Pull out each line of the records holding the string "энергией".

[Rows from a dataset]
● ● ● ● ● ● ●

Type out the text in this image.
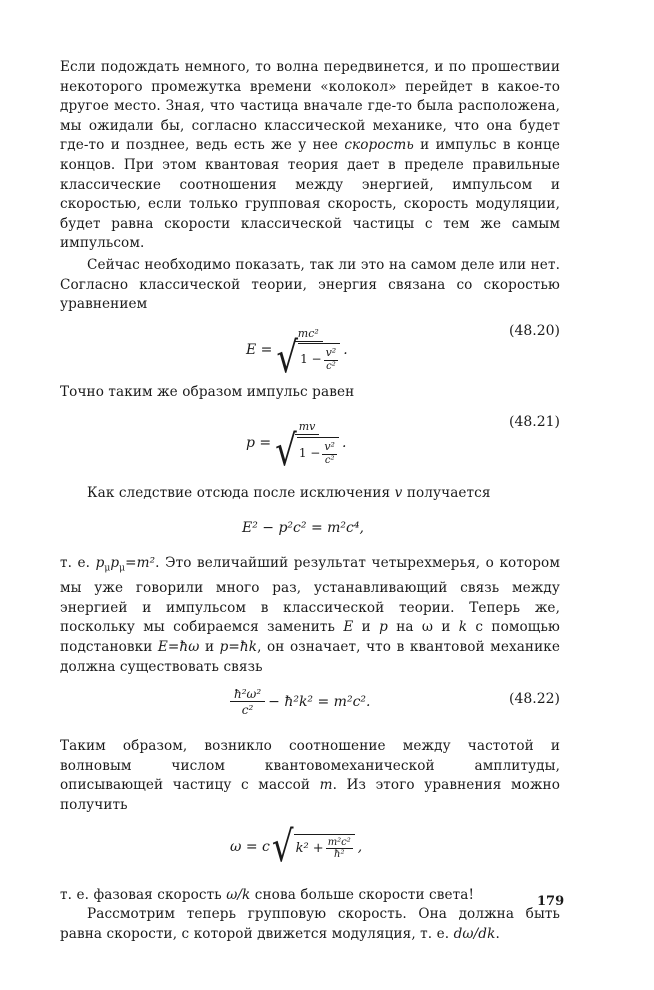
Если подождать немного, то волна передвинется, и по прошествии некоторого промежутка времени «колокол» перейдет в какое-то другое место. Зная, что частица вначале где-то была расположена, мы ожидали бы, согласно классической механике, что она будет где-то и позднее, ведь есть же у нее скорость и импульс в конце концов. При этом квантовая теория дает в пределе правильные классические соотношения между энергией, импульсом и скоростью, если только групповая скорость, скорость модуляции, будет равна скорости классической частицы с тем же самым импульсом.

Сейчас необходимо показать, так ли это на самом деле или нет. Согласно классической теории, энергия связана со скоростью уравнением

$E = \frac{\text{mc²}}{√ 1 - \frac{\text{v²}}{\text{c²}}}$ .
(48.20)

Точно таким же образом импульс равен

$p = \frac{mv}{√ 1 - \frac{\text{v²}}{\text{c²}}}$ .
(48.21)

Как следствие отсюда после исключения v получается

E² − p²c² = m²c⁴,

т. е. $p_\mu p_\mu=m^2$. Это величайший результат четырехмерья, о котором мы уже говорили много раз, устанавливающий связь между энергией и импульсом в классической теории. Теперь же, поскольку мы собираемся заменить E и p на ω и k с помощью подстановки E=ħω и p=ħk, он означает, что в квантовой механике должна существовать связь

$\frac{\text{ħ²ω²}}{\text{c²}}$ − ħ²k² = m²c².	(48.22)

Таким образом, возникло соотношение между частотой и волновым числом квантовомеханической амплитуды, описывающей частицу с массой m. Из этого уравнения можно получить

ω = c √ $k^2 + \frac{\text{m²c²}}{\text{ħ²}}$ ,

т. е. фазовая скорость ω/k снова больше скорости света!

Рассмотрим теперь групповую скорость. Она должна быть равна скорости, с которой движется модуляция, т. е. dω/dk.

179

● ● ● ● ● ● ●

» **Problem solution**:
Если подождать немного, то волна передвинется, и по прошествии некоторого промежутка времени «колокол» перейдет в какое-то другое место. Зная, что частица вначале где-то была расположена, мы ожидали бы, согласно классической механике, что она будет где-то и позднее, ведь есть же у нее скорость и импульс в конце концов. При этом квантовая теория дает в пределе правильные классические соотношения между энергией, импульсом и скоростью, если только групповая скорость, скорость модуляции, будет равна скорости классической частицы с тем же самым импульсом.
т. е. $p_\mu p_\mu=m^2$. Это величайший результат четырехмерья, о котором мы уже говорили много раз, устанавливающий связь между энергией и импульсом в классической теории. Теперь же, поскольку мы собираемся заменить E и p на ω и k с помощью подстановки E=ħω и p=ħk, он означает, что в квантовой механике должна существовать связь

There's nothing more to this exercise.